╔══

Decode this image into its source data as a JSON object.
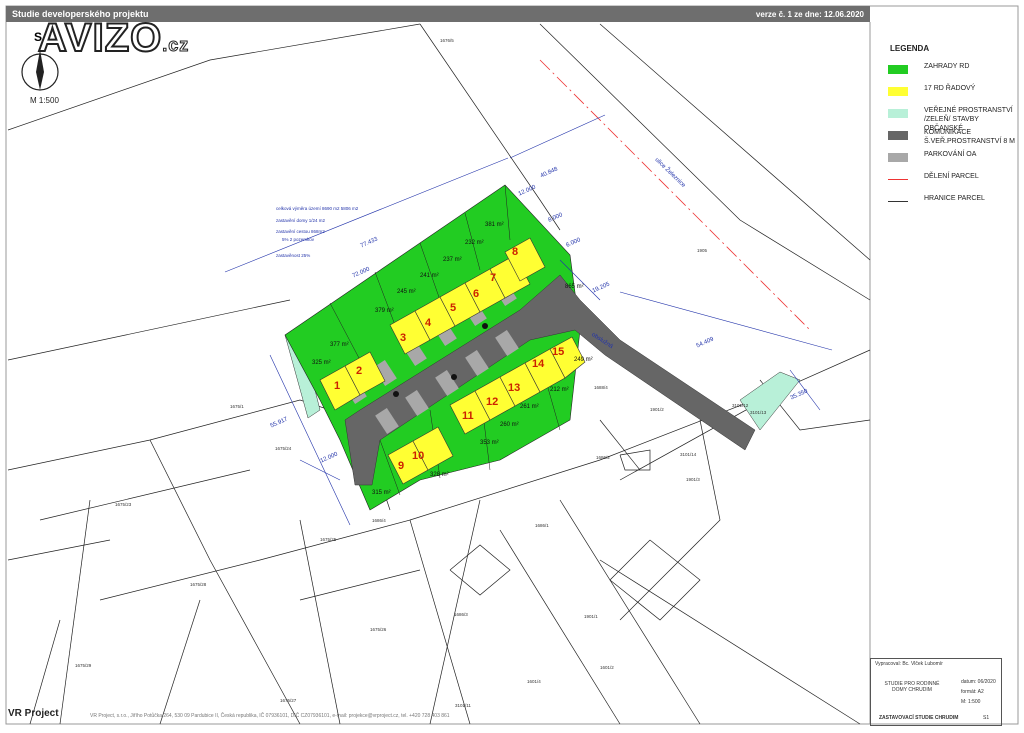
{
  "header": {
    "title": "Studie developerského projektu",
    "version": "verze č. 1 ze dne: 12.06.2020"
  },
  "branding": {
    "watermark": "AVIZO",
    "watermark_suffix": ".cz",
    "scale": "M 1:500",
    "north": "S"
  },
  "legend": {
    "title": "LEGENDA",
    "items": [
      {
        "label": "ZAHRADY RD",
        "color": "#22cc22",
        "kind": "fill"
      },
      {
        "label": "17 RD ŘADOVÝ",
        "color": "#ffff33",
        "kind": "fill"
      },
      {
        "label": "VEŘEJNÉ PROSTRANSTVÍ /ZELEŇ/ STAVBY OBČANSKÉ",
        "color": "#b8f0d8",
        "kind": "fill"
      },
      {
        "label": "KOMUNIKACE Š.VEŘ.PROSTRANSTVÍ 8 M",
        "color": "#666666",
        "kind": "fill"
      },
      {
        "label": "PARKOVÁNÍ OA",
        "color": "#a8a8a8",
        "kind": "fill"
      },
      {
        "label": "DĚLENÍ PARCEL",
        "color": "#ee3333",
        "kind": "line"
      },
      {
        "label": "HRANICE PARCEL",
        "color": "#333333",
        "kind": "line"
      }
    ]
  },
  "stats": {
    "line1": "celková výměra území 8690 m2   5806 m2",
    "line2": "zastavění domy 1/24 m2",
    "line3": "zastavění cestou 868m2",
    "line4": "5% 2 pozemkov",
    "line5": "zastavěnost 25%"
  },
  "lots": [
    {
      "n": "1"
    },
    {
      "n": "2"
    },
    {
      "n": "3"
    },
    {
      "n": "4"
    },
    {
      "n": "5"
    },
    {
      "n": "6"
    },
    {
      "n": "7"
    },
    {
      "n": "8"
    },
    {
      "n": "9"
    },
    {
      "n": "10"
    },
    {
      "n": "11"
    },
    {
      "n": "12"
    },
    {
      "n": "13"
    },
    {
      "n": "14"
    },
    {
      "n": "15"
    }
  ],
  "areas": [
    "381 m²",
    "232 m²",
    "237 m²",
    "241 m²",
    "245 m²",
    "379 m²",
    "377 m²",
    "325 m²",
    "865 m²",
    "249 m²",
    "212 m²",
    "261 m²",
    "260 m²",
    "353 m²",
    "328 m²",
    "315 m²"
  ],
  "dimensions": [
    "77.433",
    "40.848",
    "12.000",
    "8.000",
    "6.000",
    "19.205",
    "54.409",
    "55.917",
    "12.000",
    "35.350",
    "72.000"
  ],
  "parcels": [
    "1676/5",
    "1905",
    "1675/1",
    "1675/24",
    "1675/23",
    "1675/25",
    "1675/28",
    "1675/26",
    "1675/29",
    "1675/27",
    "1686/1",
    "1686/3",
    "1686/4",
    "1686/2",
    "1688/4",
    "3101/12",
    "3101/14",
    "1901/2",
    "1901/3",
    "1901/1",
    "1601/4",
    "3101/11",
    "3101/13",
    "1601/2"
  ],
  "labels": {
    "road": "ulice Železnice",
    "access": "obslužná"
  },
  "titleblock": {
    "author": "Vypracoval: Bc. Vlček Lubomír",
    "project": "STUDIE PRO RODINNÉ DOMY CHRUDIM",
    "date": "datum: 06/2020",
    "format": "formát: A2",
    "scale": "M: 1:500",
    "sheet": "ZASTAVOVACÍ STUDIE CHRUDIM",
    "sheet_no": "S1"
  },
  "footer": {
    "company": "VR Project",
    "sub": "Project",
    "contact": "VR Project, s.r.o., Jiřího Potůčka 264, 530 09 Pardubice II, Česká republika, IČ 07936101, DIČ CZ07936101, e-mail: projekce@vrproject.cz, tel. +420 728 403 861"
  }
}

╚══

- _Do this_
Output the records above exactly; leave out the pictures.

- _Task output_
Decode this image into its source data as a JSON object.
{
  "header": {
    "title": "Studie developerského projektu",
    "version": "verze č. 1 ze dne: 12.06.2020"
  },
  "branding": {
    "watermark": "AVIZO",
    "watermark_suffix": ".cz",
    "scale": "M 1:500",
    "north": "S"
  },
  "legend": {
    "title": "LEGENDA",
    "items": [
      {
        "label": "ZAHRADY RD",
        "color": "#22cc22",
        "kind": "fill"
      },
      {
        "label": "17 RD ŘADOVÝ",
        "color": "#ffff33",
        "kind": "fill"
      },
      {
        "label": "VEŘEJNÉ PROSTRANSTVÍ /ZELEŇ/ STAVBY OBČANSKÉ",
        "color": "#b8f0d8",
        "kind": "fill"
      },
      {
        "label": "KOMUNIKACE Š.VEŘ.PROSTRANSTVÍ 8 M",
        "color": "#666666",
        "kind": "fill"
      },
      {
        "label": "PARKOVÁNÍ OA",
        "color": "#a8a8a8",
        "kind": "fill"
      },
      {
        "label": "DĚLENÍ PARCEL",
        "color": "#ee3333",
        "kind": "line"
      },
      {
        "label": "HRANICE PARCEL",
        "color": "#333333",
        "kind": "line"
      }
    ]
  },
  "stats": {
    "line1": "celková výměra území 8690 m2   5806 m2",
    "line2": "zastavění domy 1/24 m2",
    "line3": "zastavění cestou 868m2",
    "line4": "5% 2 pozemkov",
    "line5": "zastavěnost 25%"
  },
  "lots": [
    {
      "n": "1"
    },
    {
      "n": "2"
    },
    {
      "n": "3"
    },
    {
      "n": "4"
    },
    {
      "n": "5"
    },
    {
      "n": "6"
    },
    {
      "n": "7"
    },
    {
      "n": "8"
    },
    {
      "n": "9"
    },
    {
      "n": "10"
    },
    {
      "n": "11"
    },
    {
      "n": "12"
    },
    {
      "n": "13"
    },
    {
      "n": "14"
    },
    {
      "n": "15"
    }
  ],
  "areas": [
    "381 m²",
    "232 m²",
    "237 m²",
    "241 m²",
    "245 m²",
    "379 m²",
    "377 m²",
    "325 m²",
    "865 m²",
    "249 m²",
    "212 m²",
    "261 m²",
    "260 m²",
    "353 m²",
    "328 m²",
    "315 m²"
  ],
  "dimensions": [
    "77.433",
    "40.848",
    "12.000",
    "8.000",
    "6.000",
    "19.205",
    "54.409",
    "55.917",
    "12.000",
    "35.350",
    "72.000"
  ],
  "parcels": [
    "1676/5",
    "1905",
    "1675/1",
    "1675/24",
    "1675/23",
    "1675/25",
    "1675/28",
    "1675/26",
    "1675/29",
    "1675/27",
    "1686/1",
    "1686/3",
    "1686/4",
    "1686/2",
    "1688/4",
    "3101/12",
    "3101/14",
    "1901/2",
    "1901/3",
    "1901/1",
    "1601/4",
    "3101/11",
    "3101/13",
    "1601/2"
  ],
  "labels": {
    "road": "ulice Železnice",
    "access": "obslužná"
  },
  "titleblock": {
    "author": "Vypracoval: Bc. Vlček Lubomír",
    "project": "STUDIE PRO RODINNÉ DOMY CHRUDIM",
    "date": "datum: 06/2020",
    "format": "formát: A2",
    "scale": "M: 1:500",
    "sheet": "ZASTAVOVACÍ STUDIE CHRUDIM",
    "sheet_no": "S1"
  },
  "footer": {
    "company": "VR Project",
    "sub": "Project",
    "contact": "VR Project, s.r.o., Jiřího Potůčka 264, 530 09 Pardubice II, Česká republika, IČ 07936101, DIČ CZ07936101, e-mail: projekce@vrproject.cz, tel. +420 728 403 861"
  }
}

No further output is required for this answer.